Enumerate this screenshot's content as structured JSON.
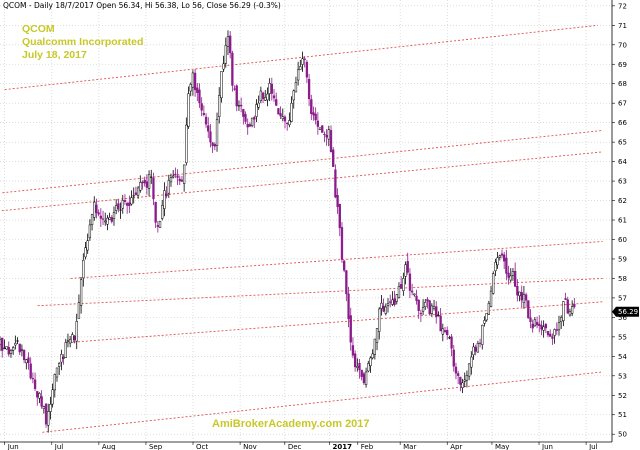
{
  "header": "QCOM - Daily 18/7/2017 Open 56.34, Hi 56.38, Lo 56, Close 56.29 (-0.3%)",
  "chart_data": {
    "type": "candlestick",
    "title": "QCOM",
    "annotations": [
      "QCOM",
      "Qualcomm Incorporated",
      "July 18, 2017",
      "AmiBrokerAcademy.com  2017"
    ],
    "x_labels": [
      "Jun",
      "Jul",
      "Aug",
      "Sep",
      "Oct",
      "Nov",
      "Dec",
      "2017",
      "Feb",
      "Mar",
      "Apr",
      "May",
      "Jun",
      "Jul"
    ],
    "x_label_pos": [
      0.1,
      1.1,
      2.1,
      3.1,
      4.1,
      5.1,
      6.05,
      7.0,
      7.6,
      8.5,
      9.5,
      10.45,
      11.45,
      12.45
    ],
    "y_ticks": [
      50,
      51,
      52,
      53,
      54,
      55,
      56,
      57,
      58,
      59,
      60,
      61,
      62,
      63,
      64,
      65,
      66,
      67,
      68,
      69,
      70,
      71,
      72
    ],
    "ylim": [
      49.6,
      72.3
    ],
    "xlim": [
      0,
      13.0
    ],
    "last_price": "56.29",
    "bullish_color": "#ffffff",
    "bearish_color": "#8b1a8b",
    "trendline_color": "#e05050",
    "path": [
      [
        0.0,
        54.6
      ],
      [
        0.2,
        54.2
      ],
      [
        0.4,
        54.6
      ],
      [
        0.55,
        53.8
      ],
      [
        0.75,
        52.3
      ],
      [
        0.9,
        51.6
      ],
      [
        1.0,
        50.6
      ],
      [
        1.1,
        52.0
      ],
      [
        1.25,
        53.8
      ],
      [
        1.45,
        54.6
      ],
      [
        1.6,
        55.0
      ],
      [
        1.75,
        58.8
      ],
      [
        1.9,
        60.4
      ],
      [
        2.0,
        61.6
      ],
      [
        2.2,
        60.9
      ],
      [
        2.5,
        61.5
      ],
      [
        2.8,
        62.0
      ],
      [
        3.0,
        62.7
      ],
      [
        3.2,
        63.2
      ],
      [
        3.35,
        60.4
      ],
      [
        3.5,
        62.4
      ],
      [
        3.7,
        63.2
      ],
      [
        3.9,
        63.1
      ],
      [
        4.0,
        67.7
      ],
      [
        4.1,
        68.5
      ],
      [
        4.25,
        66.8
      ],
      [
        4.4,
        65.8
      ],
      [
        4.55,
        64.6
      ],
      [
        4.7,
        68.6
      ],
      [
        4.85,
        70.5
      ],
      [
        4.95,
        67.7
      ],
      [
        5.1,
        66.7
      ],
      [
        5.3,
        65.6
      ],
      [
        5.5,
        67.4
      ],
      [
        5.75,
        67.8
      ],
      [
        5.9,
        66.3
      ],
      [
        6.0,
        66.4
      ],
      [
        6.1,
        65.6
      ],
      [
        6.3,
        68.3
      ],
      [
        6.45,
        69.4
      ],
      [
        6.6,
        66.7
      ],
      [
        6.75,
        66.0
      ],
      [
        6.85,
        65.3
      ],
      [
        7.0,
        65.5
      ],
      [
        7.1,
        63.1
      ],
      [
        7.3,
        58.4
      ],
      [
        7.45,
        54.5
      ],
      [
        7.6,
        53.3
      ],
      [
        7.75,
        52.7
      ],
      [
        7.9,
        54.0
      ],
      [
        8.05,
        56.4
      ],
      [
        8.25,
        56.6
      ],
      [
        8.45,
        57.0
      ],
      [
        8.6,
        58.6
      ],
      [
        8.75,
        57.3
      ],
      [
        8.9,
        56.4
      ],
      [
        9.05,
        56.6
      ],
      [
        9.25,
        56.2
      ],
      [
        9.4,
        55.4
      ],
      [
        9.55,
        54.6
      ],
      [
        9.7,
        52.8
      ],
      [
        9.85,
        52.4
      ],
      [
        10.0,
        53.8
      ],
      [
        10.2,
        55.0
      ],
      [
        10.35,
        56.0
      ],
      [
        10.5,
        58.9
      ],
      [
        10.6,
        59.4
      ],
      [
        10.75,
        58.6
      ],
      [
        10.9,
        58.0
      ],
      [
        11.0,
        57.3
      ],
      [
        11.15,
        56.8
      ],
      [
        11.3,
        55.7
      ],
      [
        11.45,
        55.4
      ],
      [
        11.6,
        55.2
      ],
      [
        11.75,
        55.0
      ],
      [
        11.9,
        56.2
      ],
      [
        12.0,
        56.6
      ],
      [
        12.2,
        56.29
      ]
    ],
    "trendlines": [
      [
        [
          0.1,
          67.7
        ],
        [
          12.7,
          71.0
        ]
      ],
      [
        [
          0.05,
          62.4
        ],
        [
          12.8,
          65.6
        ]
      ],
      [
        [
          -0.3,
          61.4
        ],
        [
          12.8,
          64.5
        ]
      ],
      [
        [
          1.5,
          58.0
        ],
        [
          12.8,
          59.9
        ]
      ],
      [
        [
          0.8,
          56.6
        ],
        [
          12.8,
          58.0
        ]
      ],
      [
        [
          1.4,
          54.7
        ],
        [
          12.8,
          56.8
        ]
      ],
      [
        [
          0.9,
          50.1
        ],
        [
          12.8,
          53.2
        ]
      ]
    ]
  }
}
────────────────
**Written exercise:**
Reproduce all of the data exactly, omitting each picture it holds.

**Answer to the task:**
Enumerate this screenshot's content as structured JSON.
{
  "header": "QCOM - Daily 18/7/2017 Open 56.34, Hi 56.38, Lo 56, Close 56.29 (-0.3%)",
  "chart_data": {
    "type": "candlestick",
    "title": "QCOM",
    "annotations": [
      "QCOM",
      "Qualcomm Incorporated",
      "July 18, 2017",
      "AmiBrokerAcademy.com  2017"
    ],
    "x_labels": [
      "Jun",
      "Jul",
      "Aug",
      "Sep",
      "Oct",
      "Nov",
      "Dec",
      "2017",
      "Feb",
      "Mar",
      "Apr",
      "May",
      "Jun",
      "Jul"
    ],
    "x_label_pos": [
      0.1,
      1.1,
      2.1,
      3.1,
      4.1,
      5.1,
      6.05,
      7.0,
      7.6,
      8.5,
      9.5,
      10.45,
      11.45,
      12.45
    ],
    "y_ticks": [
      50,
      51,
      52,
      53,
      54,
      55,
      56,
      57,
      58,
      59,
      60,
      61,
      62,
      63,
      64,
      65,
      66,
      67,
      68,
      69,
      70,
      71,
      72
    ],
    "ylim": [
      49.6,
      72.3
    ],
    "xlim": [
      0,
      13.0
    ],
    "last_price": "56.29",
    "bullish_color": "#ffffff",
    "bearish_color": "#8b1a8b",
    "trendline_color": "#e05050",
    "path": [
      [
        0.0,
        54.6
      ],
      [
        0.2,
        54.2
      ],
      [
        0.4,
        54.6
      ],
      [
        0.55,
        53.8
      ],
      [
        0.75,
        52.3
      ],
      [
        0.9,
        51.6
      ],
      [
        1.0,
        50.6
      ],
      [
        1.1,
        52.0
      ],
      [
        1.25,
        53.8
      ],
      [
        1.45,
        54.6
      ],
      [
        1.6,
        55.0
      ],
      [
        1.75,
        58.8
      ],
      [
        1.9,
        60.4
      ],
      [
        2.0,
        61.6
      ],
      [
        2.2,
        60.9
      ],
      [
        2.5,
        61.5
      ],
      [
        2.8,
        62.0
      ],
      [
        3.0,
        62.7
      ],
      [
        3.2,
        63.2
      ],
      [
        3.35,
        60.4
      ],
      [
        3.5,
        62.4
      ],
      [
        3.7,
        63.2
      ],
      [
        3.9,
        63.1
      ],
      [
        4.0,
        67.7
      ],
      [
        4.1,
        68.5
      ],
      [
        4.25,
        66.8
      ],
      [
        4.4,
        65.8
      ],
      [
        4.55,
        64.6
      ],
      [
        4.7,
        68.6
      ],
      [
        4.85,
        70.5
      ],
      [
        4.95,
        67.7
      ],
      [
        5.1,
        66.7
      ],
      [
        5.3,
        65.6
      ],
      [
        5.5,
        67.4
      ],
      [
        5.75,
        67.8
      ],
      [
        5.9,
        66.3
      ],
      [
        6.0,
        66.4
      ],
      [
        6.1,
        65.6
      ],
      [
        6.3,
        68.3
      ],
      [
        6.45,
        69.4
      ],
      [
        6.6,
        66.7
      ],
      [
        6.75,
        66.0
      ],
      [
        6.85,
        65.3
      ],
      [
        7.0,
        65.5
      ],
      [
        7.1,
        63.1
      ],
      [
        7.3,
        58.4
      ],
      [
        7.45,
        54.5
      ],
      [
        7.6,
        53.3
      ],
      [
        7.75,
        52.7
      ],
      [
        7.9,
        54.0
      ],
      [
        8.05,
        56.4
      ],
      [
        8.25,
        56.6
      ],
      [
        8.45,
        57.0
      ],
      [
        8.6,
        58.6
      ],
      [
        8.75,
        57.3
      ],
      [
        8.9,
        56.4
      ],
      [
        9.05,
        56.6
      ],
      [
        9.25,
        56.2
      ],
      [
        9.4,
        55.4
      ],
      [
        9.55,
        54.6
      ],
      [
        9.7,
        52.8
      ],
      [
        9.85,
        52.4
      ],
      [
        10.0,
        53.8
      ],
      [
        10.2,
        55.0
      ],
      [
        10.35,
        56.0
      ],
      [
        10.5,
        58.9
      ],
      [
        10.6,
        59.4
      ],
      [
        10.75,
        58.6
      ],
      [
        10.9,
        58.0
      ],
      [
        11.0,
        57.3
      ],
      [
        11.15,
        56.8
      ],
      [
        11.3,
        55.7
      ],
      [
        11.45,
        55.4
      ],
      [
        11.6,
        55.2
      ],
      [
        11.75,
        55.0
      ],
      [
        11.9,
        56.2
      ],
      [
        12.0,
        56.6
      ],
      [
        12.2,
        56.29
      ]
    ],
    "trendlines": [
      [
        [
          0.1,
          67.7
        ],
        [
          12.7,
          71.0
        ]
      ],
      [
        [
          0.05,
          62.4
        ],
        [
          12.8,
          65.6
        ]
      ],
      [
        [
          -0.3,
          61.4
        ],
        [
          12.8,
          64.5
        ]
      ],
      [
        [
          1.5,
          58.0
        ],
        [
          12.8,
          59.9
        ]
      ],
      [
        [
          0.8,
          56.6
        ],
        [
          12.8,
          58.0
        ]
      ],
      [
        [
          1.4,
          54.7
        ],
        [
          12.8,
          56.8
        ]
      ],
      [
        [
          0.9,
          50.1
        ],
        [
          12.8,
          53.2
        ]
      ]
    ]
  }
}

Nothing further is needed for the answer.